Set task ▸ What follows is a block of records; restate each one word for word.

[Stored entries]
• • • • • • •
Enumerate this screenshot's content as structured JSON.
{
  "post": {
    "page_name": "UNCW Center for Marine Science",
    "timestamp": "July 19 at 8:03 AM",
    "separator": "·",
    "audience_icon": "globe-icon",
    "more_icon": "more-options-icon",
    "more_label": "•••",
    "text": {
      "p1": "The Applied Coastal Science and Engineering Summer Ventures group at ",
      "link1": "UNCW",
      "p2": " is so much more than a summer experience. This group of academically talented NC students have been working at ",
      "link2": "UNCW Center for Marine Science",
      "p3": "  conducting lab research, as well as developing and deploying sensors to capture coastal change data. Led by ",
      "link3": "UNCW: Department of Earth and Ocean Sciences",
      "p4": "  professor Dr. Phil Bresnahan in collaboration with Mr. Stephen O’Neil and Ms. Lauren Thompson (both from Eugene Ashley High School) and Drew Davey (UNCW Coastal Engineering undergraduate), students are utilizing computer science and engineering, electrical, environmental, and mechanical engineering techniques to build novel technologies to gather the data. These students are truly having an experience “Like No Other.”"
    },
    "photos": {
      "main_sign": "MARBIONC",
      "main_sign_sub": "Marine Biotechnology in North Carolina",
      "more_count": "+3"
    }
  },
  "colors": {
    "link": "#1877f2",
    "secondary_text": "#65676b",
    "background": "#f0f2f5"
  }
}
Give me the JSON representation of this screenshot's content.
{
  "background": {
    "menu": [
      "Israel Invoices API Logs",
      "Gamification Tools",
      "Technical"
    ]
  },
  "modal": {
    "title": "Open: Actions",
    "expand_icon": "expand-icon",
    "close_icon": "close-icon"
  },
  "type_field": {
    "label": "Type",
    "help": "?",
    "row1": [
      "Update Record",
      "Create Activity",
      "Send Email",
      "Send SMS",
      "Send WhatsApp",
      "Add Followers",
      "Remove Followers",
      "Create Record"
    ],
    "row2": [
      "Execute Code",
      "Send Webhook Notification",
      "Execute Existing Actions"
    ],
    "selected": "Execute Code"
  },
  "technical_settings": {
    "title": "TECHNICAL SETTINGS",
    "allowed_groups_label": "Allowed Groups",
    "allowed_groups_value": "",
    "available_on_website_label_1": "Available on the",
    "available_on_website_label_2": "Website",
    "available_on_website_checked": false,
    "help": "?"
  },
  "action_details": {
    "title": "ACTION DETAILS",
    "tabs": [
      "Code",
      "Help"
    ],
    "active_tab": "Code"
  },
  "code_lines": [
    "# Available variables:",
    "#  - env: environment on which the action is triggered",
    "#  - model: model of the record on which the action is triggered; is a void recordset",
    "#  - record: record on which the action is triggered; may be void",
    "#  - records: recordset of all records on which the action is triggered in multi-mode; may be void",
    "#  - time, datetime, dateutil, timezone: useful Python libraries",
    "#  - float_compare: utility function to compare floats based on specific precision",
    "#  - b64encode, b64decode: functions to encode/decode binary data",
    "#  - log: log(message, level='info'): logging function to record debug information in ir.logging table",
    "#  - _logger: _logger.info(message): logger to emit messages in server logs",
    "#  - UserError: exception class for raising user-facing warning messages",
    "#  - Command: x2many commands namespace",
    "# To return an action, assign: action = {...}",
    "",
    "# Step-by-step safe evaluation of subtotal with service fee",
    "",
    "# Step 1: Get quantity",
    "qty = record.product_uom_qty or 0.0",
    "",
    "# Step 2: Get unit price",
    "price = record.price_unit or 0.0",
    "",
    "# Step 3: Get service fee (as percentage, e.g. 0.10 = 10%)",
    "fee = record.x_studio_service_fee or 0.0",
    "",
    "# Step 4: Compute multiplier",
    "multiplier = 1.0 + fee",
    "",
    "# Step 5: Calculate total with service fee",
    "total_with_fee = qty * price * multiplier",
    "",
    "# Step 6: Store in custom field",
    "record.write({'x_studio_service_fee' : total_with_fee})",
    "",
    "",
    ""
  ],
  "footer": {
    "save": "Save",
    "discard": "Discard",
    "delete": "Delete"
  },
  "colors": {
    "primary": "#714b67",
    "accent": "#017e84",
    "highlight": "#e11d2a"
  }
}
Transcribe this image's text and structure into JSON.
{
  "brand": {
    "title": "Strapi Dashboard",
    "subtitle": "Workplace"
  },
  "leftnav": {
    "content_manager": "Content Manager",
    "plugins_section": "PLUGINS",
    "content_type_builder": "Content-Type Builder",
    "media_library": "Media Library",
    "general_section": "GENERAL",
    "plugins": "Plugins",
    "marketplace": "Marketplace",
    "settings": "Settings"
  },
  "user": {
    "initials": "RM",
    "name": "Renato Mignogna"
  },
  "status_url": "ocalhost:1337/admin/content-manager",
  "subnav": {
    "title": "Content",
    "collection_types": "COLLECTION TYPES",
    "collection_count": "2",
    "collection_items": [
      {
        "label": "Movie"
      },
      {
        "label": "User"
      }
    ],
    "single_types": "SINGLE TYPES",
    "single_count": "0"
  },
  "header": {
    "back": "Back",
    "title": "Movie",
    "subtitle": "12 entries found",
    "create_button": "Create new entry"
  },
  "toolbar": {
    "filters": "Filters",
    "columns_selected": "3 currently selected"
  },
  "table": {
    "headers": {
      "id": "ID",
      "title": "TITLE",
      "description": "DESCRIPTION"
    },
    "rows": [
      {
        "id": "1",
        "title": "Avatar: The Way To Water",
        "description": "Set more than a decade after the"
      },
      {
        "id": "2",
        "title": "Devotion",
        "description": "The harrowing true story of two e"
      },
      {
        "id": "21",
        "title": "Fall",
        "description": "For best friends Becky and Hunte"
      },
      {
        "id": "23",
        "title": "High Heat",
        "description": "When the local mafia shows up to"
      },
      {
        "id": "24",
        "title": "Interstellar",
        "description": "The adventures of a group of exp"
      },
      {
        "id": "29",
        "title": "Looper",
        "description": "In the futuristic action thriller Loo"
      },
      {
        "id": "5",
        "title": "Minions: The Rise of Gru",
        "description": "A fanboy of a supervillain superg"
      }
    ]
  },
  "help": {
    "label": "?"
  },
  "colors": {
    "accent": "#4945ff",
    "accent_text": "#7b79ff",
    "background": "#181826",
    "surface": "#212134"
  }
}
• • • • • • •
Complete response ▸
Enumerate this screenshot's content as structured JSON.
{
  "post": {
    "page_name": "UNCW Center for Marine Science",
    "timestamp": "July 19 at 8:03 AM",
    "separator": "·",
    "audience_icon": "globe-icon",
    "more_icon": "more-options-icon",
    "more_label": "•••",
    "text": {
      "p1": "The Applied Coastal Science and Engineering Summer Ventures group at ",
      "link1": "UNCW",
      "p2": " is so much more than a summer experience. This group of academically talented NC students have been working at ",
      "link2": "UNCW Center for Marine Science",
      "p3": "  conducting lab research, as well as developing and deploying sensors to capture coastal change data. Led by ",
      "link3": "UNCW: Department of Earth and Ocean Sciences",
      "p4": "  professor Dr. Phil Bresnahan in collaboration with Mr. Stephen O’Neil and Ms. Lauren Thompson (both from Eugene Ashley High School) and Drew Davey (UNCW Coastal Engineering undergraduate), students are utilizing computer science and engineering, electrical, environmental, and mechanical engineering techniques to build novel technologies to gather the data. These students are truly having an experience “Like No Other.”"
    },
    "photos": {
      "main_sign": "MARBIONC",
      "main_sign_sub": "Marine Biotechnology in North Carolina",
      "more_count": "+3"
    }
  },
  "colors": {
    "link": "#1877f2",
    "secondary_text": "#65676b",
    "background": "#f0f2f5"
  }
}
Give me the JSON representation of this screenshot's content.
{
  "background": {
    "menu": [
      "Israel Invoices API Logs",
      "Gamification Tools",
      "Technical"
    ]
  },
  "modal": {
    "title": "Open: Actions",
    "expand_icon": "expand-icon",
    "close_icon": "close-icon"
  },
  "type_field": {
    "label": "Type",
    "help": "?",
    "row1": [
      "Update Record",
      "Create Activity",
      "Send Email",
      "Send SMS",
      "Send WhatsApp",
      "Add Followers",
      "Remove Followers",
      "Create Record"
    ],
    "row2": [
      "Execute Code",
      "Send Webhook Notification",
      "Execute Existing Actions"
    ],
    "selected": "Execute Code"
  },
  "technical_settings": {
    "title": "TECHNICAL SETTINGS",
    "allowed_groups_label": "Allowed Groups",
    "allowed_groups_value": "",
    "available_on_website_label_1": "Available on the",
    "available_on_website_label_2": "Website",
    "available_on_website_checked": false,
    "help": "?"
  },
  "action_details": {
    "title": "ACTION DETAILS",
    "tabs": [
      "Code",
      "Help"
    ],
    "active_tab": "Code"
  },
  "code_lines": [
    "# Available variables:",
    "#  - env: environment on which the action is triggered",
    "#  - model: model of the record on which the action is triggered; is a void recordset",
    "#  - record: record on which the action is triggered; may be void",
    "#  - records: recordset of all records on which the action is triggered in multi-mode; may be void",
    "#  - time, datetime, dateutil, timezone: useful Python libraries",
    "#  - float_compare: utility function to compare floats based on specific precision",
    "#  - b64encode, b64decode: functions to encode/decode binary data",
    "#  - log: log(message, level='info'): logging function to record debug information in ir.logging table",
    "#  - _logger: _logger.info(message): logger to emit messages in server logs",
    "#  - UserError: exception class for raising user-facing warning messages",
    "#  - Command: x2many commands namespace",
    "# To return an action, assign: action = {...}",
    "",
    "# Step-by-step safe evaluation of subtotal with service fee",
    "",
    "# Step 1: Get quantity",
    "qty = record.product_uom_qty or 0.0",
    "",
    "# Step 2: Get unit price",
    "price = record.price_unit or 0.0",
    "",
    "# Step 3: Get service fee (as percentage, e.g. 0.10 = 10%)",
    "fee = record.x_studio_service_fee or 0.0",
    "",
    "# Step 4: Compute multiplier",
    "multiplier = 1.0 + fee",
    "",
    "# Step 5: Calculate total with service fee",
    "total_with_fee = qty * price * multiplier",
    "",
    "# Step 6: Store in custom field",
    "record.write({'x_studio_service_fee' : total_with_fee})",
    "",
    "",
    ""
  ],
  "footer": {
    "save": "Save",
    "discard": "Discard",
    "delete": "Delete"
  },
  "colors": {
    "primary": "#714b67",
    "accent": "#017e84",
    "highlight": "#e11d2a"
  }
}
Transcribe this image's text and structure into JSON.
{
  "brand": {
    "title": "Strapi Dashboard",
    "subtitle": "Workplace"
  },
  "leftnav": {
    "content_manager": "Content Manager",
    "plugins_section": "PLUGINS",
    "content_type_builder": "Content-Type Builder",
    "media_library": "Media Library",
    "general_section": "GENERAL",
    "plugins": "Plugins",
    "marketplace": "Marketplace",
    "settings": "Settings"
  },
  "user": {
    "initials": "RM",
    "name": "Renato Mignogna"
  },
  "status_url": "ocalhost:1337/admin/content-manager",
  "subnav": {
    "title": "Content",
    "collection_types": "COLLECTION TYPES",
    "collection_count": "2",
    "collection_items": [
      {
        "label": "Movie"
      },
      {
        "label": "User"
      }
    ],
    "single_types": "SINGLE TYPES",
    "single_count": "0"
  },
  "header": {
    "back": "Back",
    "title": "Movie",
    "subtitle": "12 entries found",
    "create_button": "Create new entry"
  },
  "toolbar": {
    "filters": "Filters",
    "columns_selected": "3 currently selected"
  },
  "table": {
    "headers": {
      "id": "ID",
      "title": "TITLE",
      "description": "DESCRIPTION"
    },
    "rows": [
      {
        "id": "1",
        "title": "Avatar: The Way To Water",
        "description": "Set more than a decade after the"
      },
      {
        "id": "2",
        "title": "Devotion",
        "description": "The harrowing true story of two e"
      },
      {
        "id": "21",
        "title": "Fall",
        "description": "For best friends Becky and Hunte"
      },
      {
        "id": "23",
        "title": "High Heat",
        "description": "When the local mafia shows up to"
      },
      {
        "id": "24",
        "title": "Interstellar",
        "description": "The adventures of a group of exp"
      },
      {
        "id": "29",
        "title": "Looper",
        "description": "In the futuristic action thriller Loo"
      },
      {
        "id": "5",
        "title": "Minions: The Rise of Gru",
        "description": "A fanboy of a supervillain superg"
      }
    ]
  },
  "help": {
    "label": "?"
  },
  "colors": {
    "accent": "#4945ff",
    "accent_text": "#7b79ff",
    "background": "#181826",
    "surface": "#212134"
  }
}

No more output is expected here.